Extracted data entries
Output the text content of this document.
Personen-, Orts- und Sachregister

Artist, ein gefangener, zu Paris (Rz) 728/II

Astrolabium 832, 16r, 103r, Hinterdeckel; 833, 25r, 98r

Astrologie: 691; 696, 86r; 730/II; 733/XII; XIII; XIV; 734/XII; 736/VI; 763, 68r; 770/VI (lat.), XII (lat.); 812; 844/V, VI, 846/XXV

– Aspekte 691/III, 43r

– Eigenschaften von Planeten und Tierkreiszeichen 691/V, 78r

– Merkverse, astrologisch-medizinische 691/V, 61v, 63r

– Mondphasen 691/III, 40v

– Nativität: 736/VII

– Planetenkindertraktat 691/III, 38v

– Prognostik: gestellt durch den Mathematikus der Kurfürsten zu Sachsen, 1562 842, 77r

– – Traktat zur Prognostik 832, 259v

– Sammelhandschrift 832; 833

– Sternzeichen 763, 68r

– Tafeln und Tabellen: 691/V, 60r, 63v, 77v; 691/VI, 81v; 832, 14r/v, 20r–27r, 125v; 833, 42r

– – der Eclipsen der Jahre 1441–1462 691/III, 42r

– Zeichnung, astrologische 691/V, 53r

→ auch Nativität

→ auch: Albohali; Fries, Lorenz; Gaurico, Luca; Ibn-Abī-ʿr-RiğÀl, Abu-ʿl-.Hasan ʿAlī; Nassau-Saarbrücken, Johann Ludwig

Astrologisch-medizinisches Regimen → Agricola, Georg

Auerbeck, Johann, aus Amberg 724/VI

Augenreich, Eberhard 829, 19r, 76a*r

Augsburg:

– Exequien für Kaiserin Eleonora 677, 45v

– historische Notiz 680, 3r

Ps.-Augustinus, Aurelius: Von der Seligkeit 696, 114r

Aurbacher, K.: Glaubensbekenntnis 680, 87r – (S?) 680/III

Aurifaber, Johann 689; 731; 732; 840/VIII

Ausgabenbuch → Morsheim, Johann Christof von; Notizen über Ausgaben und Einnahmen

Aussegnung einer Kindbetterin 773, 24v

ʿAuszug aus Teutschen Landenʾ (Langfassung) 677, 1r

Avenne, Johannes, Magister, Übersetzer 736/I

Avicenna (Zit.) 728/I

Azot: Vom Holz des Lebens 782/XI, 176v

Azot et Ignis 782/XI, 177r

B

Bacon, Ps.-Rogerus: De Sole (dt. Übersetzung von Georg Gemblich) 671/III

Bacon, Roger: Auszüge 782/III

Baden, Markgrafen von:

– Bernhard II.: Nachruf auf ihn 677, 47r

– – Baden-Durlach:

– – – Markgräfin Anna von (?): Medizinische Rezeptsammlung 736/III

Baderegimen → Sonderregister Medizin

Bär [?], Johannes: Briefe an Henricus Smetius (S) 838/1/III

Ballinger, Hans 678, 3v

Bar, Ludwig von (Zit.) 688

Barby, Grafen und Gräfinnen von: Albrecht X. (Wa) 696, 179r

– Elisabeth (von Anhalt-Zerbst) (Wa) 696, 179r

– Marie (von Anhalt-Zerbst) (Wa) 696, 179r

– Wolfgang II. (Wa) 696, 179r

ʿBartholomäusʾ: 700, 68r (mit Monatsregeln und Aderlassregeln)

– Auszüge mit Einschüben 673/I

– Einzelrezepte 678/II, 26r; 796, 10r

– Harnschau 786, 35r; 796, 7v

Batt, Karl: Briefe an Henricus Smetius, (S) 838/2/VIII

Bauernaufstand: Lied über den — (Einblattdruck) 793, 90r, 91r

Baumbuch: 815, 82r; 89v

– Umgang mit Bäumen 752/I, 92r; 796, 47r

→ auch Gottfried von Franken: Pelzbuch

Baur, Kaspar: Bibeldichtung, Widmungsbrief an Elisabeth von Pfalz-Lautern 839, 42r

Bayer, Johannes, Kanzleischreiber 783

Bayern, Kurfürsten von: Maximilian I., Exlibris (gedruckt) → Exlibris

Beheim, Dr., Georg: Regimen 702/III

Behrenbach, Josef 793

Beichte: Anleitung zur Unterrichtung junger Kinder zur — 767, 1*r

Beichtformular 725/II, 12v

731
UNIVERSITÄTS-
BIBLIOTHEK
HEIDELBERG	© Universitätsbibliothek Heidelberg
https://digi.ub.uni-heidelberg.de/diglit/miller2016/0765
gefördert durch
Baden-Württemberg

Work to complete: Repeat the preceding lines exactly, please, every one of them.

Response:
Output the text content of this document.
Personen-, Orts- und Sachregister

Artist, ein gefangener, zu Paris (Rz) 728/II

Astrolabium 832, 16r, 103r, Hinterdeckel; 833, 25r, 98r

Astrologie: 691; 696, 86r; 730/II; 733/XII; XIII; XIV; 734/XII; 736/VI; 763, 68r; 770/VI (lat.), XII (lat.); 812; 844/V, VI, 846/XXV

– Aspekte 691/III, 43r

– Eigenschaften von Planeten und Tierkreiszeichen 691/V, 78r

– Merkverse, astrologisch-medizinische 691/V, 61v, 63r

– Mondphasen 691/III, 40v

– Nativität: 736/VII

– Planetenkindertraktat 691/III, 38v

– Prognostik: gestellt durch den Mathematikus der Kurfürsten zu Sachsen, 1562 842, 77r

– – Traktat zur Prognostik 832, 259v

– Sammelhandschrift 832; 833

– Sternzeichen 763, 68r

– Tafeln und Tabellen: 691/V, 60r, 63v, 77v; 691/VI, 81v; 832, 14r/v, 20r–27r, 125v; 833, 42r

– – der Eclipsen der Jahre 1441–1462 691/III, 42r

– Zeichnung, astrologische 691/V, 53r

→ auch Nativität

→ auch: Albohali; Fries, Lorenz; Gaurico, Luca; Ibn-Abī-ʿr-RiğÀl, Abu-ʿl-.Hasan ʿAlī; Nassau-Saarbrücken, Johann Ludwig

Astrologisch-medizinisches Regimen → Agricola, Georg

Auerbeck, Johann, aus Amberg 724/VI

Augenreich, Eberhard 829, 19r, 76a*r

Augsburg:

– Exequien für Kaiserin Eleonora 677, 45v

– historische Notiz 680, 3r

Ps.-Augustinus, Aurelius: Von der Seligkeit 696, 114r

Aurbacher, K.: Glaubensbekenntnis 680, 87r – (S?) 680/III

Aurifaber, Johann 689; 731; 732; 840/VIII

Ausgabenbuch → Morsheim, Johann Christof von; Notizen über Ausgaben und Einnahmen

Aussegnung einer Kindbetterin 773, 24v

ʿAuszug aus Teutschen Landenʾ (Langfassung) 677, 1r

Avenne, Johannes, Magister, Übersetzer 736/I

Avicenna (Zit.) 728/I

Azot: Vom Holz des Lebens 782/XI, 176v

Azot et Ignis 782/XI, 177r

B

Bacon, Ps.-Rogerus: De Sole (dt. Übersetzung von Georg Gemblich) 671/III

Bacon, Roger: Auszüge 782/III

Baden, Markgrafen von:

– Bernhard II.: Nachruf auf ihn 677, 47r

– – Baden-Durlach:

– – – Markgräfin Anna von (?): Medizinische Rezeptsammlung 736/III

Baderegimen → Sonderregister Medizin

Bär [?], Johannes: Briefe an Henricus Smetius (S) 838/1/III

Ballinger, Hans 678, 3v

Bar, Ludwig von (Zit.) 688

Barby, Grafen und Gräfinnen von: Albrecht X. (Wa) 696, 179r

– Elisabeth (von Anhalt-Zerbst) (Wa) 696, 179r

– Marie (von Anhalt-Zerbst) (Wa) 696, 179r

– Wolfgang II. (Wa) 696, 179r

ʿBartholomäusʾ: 700, 68r (mit Monatsregeln und Aderlassregeln)

– Auszüge mit Einschüben 673/I

– Einzelrezepte 678/II, 26r; 796, 10r

– Harnschau 786, 35r; 796, 7v

Batt, Karl: Briefe an Henricus Smetius, (S) 838/2/VIII

Bauernaufstand: Lied über den — (Einblattdruck) 793, 90r, 91r

Baumbuch: 815, 82r; 89v

– Umgang mit Bäumen 752/I, 92r; 796, 47r

→ auch Gottfried von Franken: Pelzbuch

Baur, Kaspar: Bibeldichtung, Widmungsbrief an Elisabeth von Pfalz-Lautern 839, 42r

Bayer, Johannes, Kanzleischreiber 783

Bayern, Kurfürsten von: Maximilian I., Exlibris (gedruckt) → Exlibris

Beheim, Dr., Georg: Regimen 702/III

Behrenbach, Josef 793

Beichte: Anleitung zur Unterrichtung junger Kinder zur — 767, 1*r

Beichtformular 725/II, 12v

731
UNIVERSITÄTS-
BIBLIOTHEK
HEIDELBERG	© Universitätsbibliothek Heidelberg
https://digi.ub.uni-heidelberg.de/diglit/miller2016/0765
gefördert durch
Baden-Württemberg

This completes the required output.